## BEGIN

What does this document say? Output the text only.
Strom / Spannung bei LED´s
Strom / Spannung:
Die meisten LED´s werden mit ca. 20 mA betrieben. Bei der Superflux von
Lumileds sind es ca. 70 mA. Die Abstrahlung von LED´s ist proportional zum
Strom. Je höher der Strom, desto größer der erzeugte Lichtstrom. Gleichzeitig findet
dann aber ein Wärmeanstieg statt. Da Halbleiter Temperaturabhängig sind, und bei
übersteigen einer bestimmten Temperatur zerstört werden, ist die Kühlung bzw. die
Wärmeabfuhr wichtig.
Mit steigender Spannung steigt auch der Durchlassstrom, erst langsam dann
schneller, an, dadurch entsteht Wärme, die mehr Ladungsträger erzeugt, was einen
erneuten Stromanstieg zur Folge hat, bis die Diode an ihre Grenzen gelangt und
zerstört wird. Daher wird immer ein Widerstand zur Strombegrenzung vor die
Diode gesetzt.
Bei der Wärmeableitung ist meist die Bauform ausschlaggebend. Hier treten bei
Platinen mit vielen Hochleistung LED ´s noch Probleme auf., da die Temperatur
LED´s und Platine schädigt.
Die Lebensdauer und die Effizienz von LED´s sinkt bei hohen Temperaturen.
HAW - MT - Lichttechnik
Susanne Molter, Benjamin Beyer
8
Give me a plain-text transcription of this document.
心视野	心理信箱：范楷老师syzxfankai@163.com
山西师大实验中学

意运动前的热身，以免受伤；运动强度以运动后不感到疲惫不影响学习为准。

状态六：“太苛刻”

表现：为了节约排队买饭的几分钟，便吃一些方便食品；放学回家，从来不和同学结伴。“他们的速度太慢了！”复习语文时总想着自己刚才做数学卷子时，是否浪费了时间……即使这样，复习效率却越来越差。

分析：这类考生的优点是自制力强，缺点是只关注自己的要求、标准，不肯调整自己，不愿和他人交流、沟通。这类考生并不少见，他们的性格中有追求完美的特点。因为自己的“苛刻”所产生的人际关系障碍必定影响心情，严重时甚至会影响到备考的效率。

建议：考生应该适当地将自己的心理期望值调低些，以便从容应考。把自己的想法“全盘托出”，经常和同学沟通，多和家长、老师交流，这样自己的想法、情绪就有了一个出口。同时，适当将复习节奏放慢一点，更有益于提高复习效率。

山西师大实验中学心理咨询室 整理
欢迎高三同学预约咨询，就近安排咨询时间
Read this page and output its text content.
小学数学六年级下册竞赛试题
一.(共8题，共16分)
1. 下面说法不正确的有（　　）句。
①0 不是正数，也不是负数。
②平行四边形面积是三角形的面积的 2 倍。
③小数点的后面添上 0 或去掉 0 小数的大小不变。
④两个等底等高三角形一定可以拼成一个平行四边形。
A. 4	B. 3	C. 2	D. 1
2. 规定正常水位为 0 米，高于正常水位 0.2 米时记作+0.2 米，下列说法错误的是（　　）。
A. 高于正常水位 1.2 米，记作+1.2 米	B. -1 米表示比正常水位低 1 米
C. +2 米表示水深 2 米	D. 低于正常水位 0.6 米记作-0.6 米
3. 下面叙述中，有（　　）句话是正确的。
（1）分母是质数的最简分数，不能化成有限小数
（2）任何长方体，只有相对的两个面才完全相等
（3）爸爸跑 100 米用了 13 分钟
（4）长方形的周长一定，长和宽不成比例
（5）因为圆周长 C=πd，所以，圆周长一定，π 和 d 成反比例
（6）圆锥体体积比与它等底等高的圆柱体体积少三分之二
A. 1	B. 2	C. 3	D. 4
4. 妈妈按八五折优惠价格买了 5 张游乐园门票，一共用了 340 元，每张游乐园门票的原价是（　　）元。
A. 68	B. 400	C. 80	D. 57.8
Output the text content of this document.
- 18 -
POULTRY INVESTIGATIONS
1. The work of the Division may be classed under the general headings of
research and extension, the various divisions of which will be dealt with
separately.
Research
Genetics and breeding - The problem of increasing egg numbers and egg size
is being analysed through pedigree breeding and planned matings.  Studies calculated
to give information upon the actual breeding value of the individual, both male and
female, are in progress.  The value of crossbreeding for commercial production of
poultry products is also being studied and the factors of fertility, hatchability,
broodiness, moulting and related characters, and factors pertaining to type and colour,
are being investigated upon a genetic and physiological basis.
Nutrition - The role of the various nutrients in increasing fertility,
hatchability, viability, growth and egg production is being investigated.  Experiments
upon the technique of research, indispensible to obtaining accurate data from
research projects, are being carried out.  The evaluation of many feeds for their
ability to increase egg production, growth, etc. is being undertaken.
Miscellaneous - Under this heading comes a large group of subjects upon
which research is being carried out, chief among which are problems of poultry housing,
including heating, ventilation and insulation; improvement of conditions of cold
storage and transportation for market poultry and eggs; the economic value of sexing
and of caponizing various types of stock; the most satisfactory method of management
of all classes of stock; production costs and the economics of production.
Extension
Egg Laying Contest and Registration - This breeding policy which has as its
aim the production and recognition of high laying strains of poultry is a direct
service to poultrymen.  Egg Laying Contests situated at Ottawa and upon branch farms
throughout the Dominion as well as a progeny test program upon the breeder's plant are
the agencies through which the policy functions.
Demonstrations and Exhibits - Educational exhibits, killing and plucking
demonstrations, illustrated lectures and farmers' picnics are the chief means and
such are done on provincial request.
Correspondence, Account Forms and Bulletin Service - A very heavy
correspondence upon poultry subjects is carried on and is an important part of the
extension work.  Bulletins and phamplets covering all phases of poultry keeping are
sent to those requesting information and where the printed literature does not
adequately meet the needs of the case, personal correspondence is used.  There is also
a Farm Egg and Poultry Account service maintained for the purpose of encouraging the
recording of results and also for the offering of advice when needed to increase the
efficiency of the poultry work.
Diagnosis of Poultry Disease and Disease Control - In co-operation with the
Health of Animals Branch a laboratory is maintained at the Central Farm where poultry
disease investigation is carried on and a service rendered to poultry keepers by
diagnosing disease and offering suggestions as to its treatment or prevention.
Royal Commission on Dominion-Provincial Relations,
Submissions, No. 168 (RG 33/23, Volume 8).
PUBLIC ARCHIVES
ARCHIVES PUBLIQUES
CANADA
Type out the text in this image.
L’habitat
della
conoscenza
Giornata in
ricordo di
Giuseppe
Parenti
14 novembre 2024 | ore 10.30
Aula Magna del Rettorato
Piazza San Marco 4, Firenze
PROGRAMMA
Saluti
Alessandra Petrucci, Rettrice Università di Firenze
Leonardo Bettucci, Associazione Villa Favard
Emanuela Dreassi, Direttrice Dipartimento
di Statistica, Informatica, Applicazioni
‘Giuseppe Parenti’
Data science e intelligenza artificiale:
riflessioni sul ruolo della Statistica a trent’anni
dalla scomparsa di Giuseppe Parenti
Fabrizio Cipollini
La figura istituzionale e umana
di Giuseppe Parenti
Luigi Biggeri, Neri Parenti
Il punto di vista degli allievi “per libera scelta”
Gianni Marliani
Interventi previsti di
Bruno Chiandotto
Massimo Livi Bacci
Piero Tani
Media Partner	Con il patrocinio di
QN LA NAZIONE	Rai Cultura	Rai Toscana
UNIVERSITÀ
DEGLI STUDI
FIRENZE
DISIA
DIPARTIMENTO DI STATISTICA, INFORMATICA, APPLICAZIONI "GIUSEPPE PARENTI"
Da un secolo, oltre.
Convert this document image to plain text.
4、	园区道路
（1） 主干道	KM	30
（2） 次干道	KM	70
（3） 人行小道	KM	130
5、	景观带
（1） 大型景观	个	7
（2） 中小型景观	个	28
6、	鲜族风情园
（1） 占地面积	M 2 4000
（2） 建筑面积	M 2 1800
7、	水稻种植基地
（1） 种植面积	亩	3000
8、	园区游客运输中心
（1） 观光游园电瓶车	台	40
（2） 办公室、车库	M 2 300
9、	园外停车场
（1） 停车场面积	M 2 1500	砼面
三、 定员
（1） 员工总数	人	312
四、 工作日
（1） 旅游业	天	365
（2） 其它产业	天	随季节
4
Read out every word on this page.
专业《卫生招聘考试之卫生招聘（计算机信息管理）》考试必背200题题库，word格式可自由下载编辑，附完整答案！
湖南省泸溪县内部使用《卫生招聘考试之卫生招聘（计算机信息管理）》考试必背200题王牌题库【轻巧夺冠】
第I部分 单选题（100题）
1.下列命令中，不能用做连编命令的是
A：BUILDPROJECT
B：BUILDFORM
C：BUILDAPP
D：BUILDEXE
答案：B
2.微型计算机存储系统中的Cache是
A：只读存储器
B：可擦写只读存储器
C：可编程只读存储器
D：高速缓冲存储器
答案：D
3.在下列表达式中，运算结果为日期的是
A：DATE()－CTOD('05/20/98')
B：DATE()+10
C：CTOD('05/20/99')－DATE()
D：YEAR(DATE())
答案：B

## END

EXERCISE INSTRUCTIONS
Report only the number of lines that hold the word "Spannung".

SOLUTION FOR THIS TASK
3